*SUPPLIED TEXT:*
This is a real peril seriously threatening. It is probably far more grave
and far more likely than the best-informed and keenest observer is aware

A Powerless Christianity.

Then there is a second danger climbing in fast on the heels of this, that
is already being plainly felt. These peoples may turn away from a
Christianity that seems powerless to them. As they come to know better
the simple principles of our faith they may see that we are not true to
it. Our Master bade us go everywhere and tell all men of Him, and tell
them most and best by the way we live. But we haven't done it. The Church
of the past nineteen centuries, taken as a whole, hasn't done it. The
Church to-day, taken as a whole, isn't doing it.

How many times have the missionaries been obliged to listen to the
question, which is a reproach rather than a question, "Why didn't you come
before? My father lived and died in distress, seeking for this light you
bring us now. Why didn't your father come and tell my father?" If they
find that our faith hasn't gripped us enough to master our lives they
will naturally doubt if, after all, there is any more real practical
power in it than in their own heathen beliefs.

It seems better in theory, but it seems to lose its ideals in the stiff
test of practice. They would be wrong in thinking that, of course. But
what conclusion more natural to the crowd that never thinks deep. When all
the difficulties and hardships come in the way of their acceptance of
Christ, and the easiest way is not to, how easy to throw the whole thing

The story is told of a Chinaman in this country who applied for a position
as house-servant in a family which belonged to a fashionable church. He
was asked:

"Do you drink whiskey?"

"No, I Clistian man."

"Do you play cards?"

"No, I Clistian man."

He was engaged, and proved to be a capable servant. By and by the lady
gave a bridge-party, with wine accompaniments. The Chinaman did his part
acceptably, but the next morning he appeared before his mistress.

"I want quit," he said.

"Why? What is the matter?"

"I Clistian man. I told you so before; no heathen; no workee for 'Melican

These heathen brothers of ours are not fools. They are a keen lot. They
judge our religion by us who profess it, as we do with them and theirs.

*DESCRIPTION OF THE TASK:*
Condense the paragraph of the supplied text above that begins "Then there is a second danger" into a short bulleted list that keeps its main points.

*DATA SHOWN:*
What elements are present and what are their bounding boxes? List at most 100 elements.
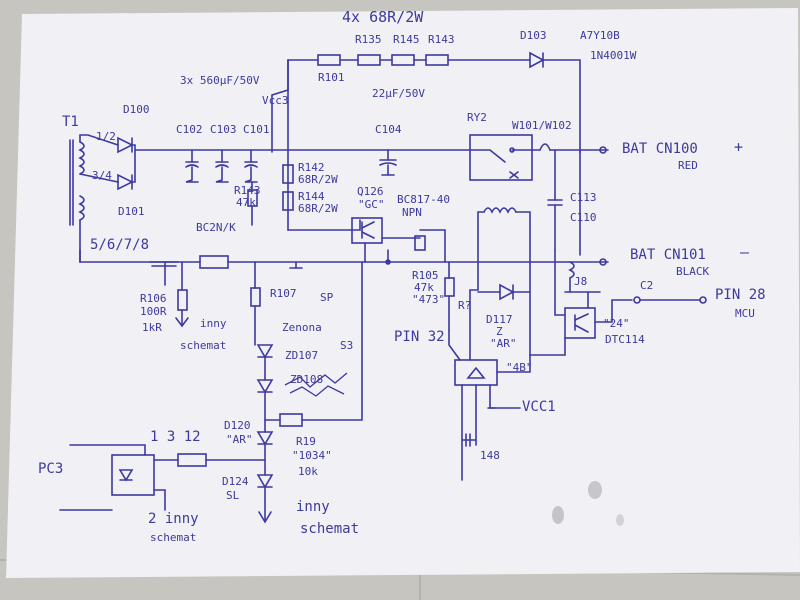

*ANSWER TO THIS EXERCISE:*
- A second danger follows closely behind the first and is already plainly felt.
- These peoples may turn away from a Christianity that seems powerless to them.
- As they learn the simple principles of the faith, they may see that its followers are not true to it.
- The Master told his followers to go everywhere and tell all people of Him, above all through the way they live.
- Taken as a whole, neither the Church of the past nineteen centuries nor the Church today has done this.